### Stated problem
Count the lines in the rows below that contain the word "glass", and reply with only that number.

### Exercise material
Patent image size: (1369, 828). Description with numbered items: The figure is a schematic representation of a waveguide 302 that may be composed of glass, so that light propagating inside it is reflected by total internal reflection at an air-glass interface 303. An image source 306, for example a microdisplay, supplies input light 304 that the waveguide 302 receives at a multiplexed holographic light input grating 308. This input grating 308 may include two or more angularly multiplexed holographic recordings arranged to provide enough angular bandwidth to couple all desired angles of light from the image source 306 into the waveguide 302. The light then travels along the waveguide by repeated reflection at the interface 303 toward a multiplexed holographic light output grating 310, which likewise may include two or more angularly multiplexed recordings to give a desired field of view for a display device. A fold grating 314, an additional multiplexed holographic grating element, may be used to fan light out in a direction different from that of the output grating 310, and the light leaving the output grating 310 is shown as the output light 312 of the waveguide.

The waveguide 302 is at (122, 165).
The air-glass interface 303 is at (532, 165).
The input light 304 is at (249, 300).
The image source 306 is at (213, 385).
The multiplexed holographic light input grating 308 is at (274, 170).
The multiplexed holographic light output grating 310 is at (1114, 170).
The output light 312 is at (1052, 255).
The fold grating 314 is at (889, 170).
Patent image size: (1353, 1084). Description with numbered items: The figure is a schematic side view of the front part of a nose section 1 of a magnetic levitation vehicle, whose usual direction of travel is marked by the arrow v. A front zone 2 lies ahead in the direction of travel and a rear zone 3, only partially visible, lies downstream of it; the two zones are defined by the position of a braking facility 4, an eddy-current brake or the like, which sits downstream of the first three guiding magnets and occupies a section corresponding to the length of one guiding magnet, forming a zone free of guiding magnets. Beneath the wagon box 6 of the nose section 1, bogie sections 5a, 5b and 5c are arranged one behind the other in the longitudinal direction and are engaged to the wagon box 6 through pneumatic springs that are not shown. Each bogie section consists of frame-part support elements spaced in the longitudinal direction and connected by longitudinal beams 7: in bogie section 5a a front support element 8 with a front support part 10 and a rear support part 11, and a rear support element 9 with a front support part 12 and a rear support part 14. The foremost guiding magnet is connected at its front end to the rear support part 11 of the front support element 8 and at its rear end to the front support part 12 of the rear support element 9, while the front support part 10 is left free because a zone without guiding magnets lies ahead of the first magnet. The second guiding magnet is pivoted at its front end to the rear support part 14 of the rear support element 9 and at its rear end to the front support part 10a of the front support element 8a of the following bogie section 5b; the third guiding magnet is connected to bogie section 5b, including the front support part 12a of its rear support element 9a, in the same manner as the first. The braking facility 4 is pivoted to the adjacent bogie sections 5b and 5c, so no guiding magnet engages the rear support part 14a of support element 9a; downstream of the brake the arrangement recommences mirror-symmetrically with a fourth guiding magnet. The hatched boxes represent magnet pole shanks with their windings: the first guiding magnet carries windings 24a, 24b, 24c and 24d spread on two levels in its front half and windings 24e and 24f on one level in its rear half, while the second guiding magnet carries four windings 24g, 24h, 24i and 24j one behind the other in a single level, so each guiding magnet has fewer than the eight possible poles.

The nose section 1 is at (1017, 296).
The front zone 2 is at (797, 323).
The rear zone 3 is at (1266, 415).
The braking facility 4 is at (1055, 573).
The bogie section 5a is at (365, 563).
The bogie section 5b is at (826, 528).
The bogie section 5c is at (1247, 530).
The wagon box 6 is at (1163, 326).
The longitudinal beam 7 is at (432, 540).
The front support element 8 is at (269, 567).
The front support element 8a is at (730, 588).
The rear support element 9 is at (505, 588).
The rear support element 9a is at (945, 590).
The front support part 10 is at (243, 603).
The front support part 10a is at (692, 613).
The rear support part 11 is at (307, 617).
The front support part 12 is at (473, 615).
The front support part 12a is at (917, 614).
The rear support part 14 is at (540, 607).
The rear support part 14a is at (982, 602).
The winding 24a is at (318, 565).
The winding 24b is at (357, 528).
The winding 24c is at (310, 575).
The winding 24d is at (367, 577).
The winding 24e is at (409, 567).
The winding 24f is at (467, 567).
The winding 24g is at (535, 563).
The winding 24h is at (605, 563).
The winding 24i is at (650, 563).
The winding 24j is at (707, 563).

### Final result
2